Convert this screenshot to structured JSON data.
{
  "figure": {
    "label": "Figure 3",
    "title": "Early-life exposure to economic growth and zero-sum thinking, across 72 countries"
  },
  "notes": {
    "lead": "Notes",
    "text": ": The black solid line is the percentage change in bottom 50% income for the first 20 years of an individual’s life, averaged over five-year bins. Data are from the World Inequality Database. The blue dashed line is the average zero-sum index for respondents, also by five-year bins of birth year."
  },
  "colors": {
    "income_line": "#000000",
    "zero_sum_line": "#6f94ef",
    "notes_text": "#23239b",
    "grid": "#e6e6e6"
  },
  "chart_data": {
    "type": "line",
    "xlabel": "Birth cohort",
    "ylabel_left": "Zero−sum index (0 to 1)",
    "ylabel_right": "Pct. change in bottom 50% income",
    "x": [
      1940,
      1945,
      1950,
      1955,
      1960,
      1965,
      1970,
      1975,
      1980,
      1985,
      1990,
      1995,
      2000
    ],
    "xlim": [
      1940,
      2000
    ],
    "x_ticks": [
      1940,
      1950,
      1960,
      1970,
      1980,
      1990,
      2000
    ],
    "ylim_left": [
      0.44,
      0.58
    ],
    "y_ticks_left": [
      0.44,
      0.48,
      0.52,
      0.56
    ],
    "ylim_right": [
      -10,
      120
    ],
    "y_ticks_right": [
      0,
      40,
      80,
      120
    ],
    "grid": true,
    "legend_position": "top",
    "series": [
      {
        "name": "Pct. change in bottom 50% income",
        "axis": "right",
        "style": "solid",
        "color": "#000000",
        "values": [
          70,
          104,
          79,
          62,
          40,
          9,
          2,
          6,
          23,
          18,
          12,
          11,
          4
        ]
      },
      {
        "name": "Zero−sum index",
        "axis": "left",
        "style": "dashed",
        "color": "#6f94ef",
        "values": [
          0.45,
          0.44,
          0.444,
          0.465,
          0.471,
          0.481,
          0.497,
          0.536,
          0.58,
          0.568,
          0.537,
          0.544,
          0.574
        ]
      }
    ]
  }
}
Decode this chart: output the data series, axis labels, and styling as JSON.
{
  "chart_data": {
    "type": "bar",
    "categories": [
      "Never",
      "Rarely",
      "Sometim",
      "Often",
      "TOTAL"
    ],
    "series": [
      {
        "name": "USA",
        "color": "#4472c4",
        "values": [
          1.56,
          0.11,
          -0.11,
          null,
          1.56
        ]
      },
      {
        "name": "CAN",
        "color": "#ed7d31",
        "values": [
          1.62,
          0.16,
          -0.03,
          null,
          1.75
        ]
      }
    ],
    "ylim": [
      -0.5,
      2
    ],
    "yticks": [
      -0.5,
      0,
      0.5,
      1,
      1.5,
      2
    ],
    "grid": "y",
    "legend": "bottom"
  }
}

Your objective> For each line above that contains the word "name", copy that line.

Exercise solution>
        "name": "Pct. change in bottom 50% income",
        "name": "Zero−sum index",
        "name": "USA",
        "name": "CAN",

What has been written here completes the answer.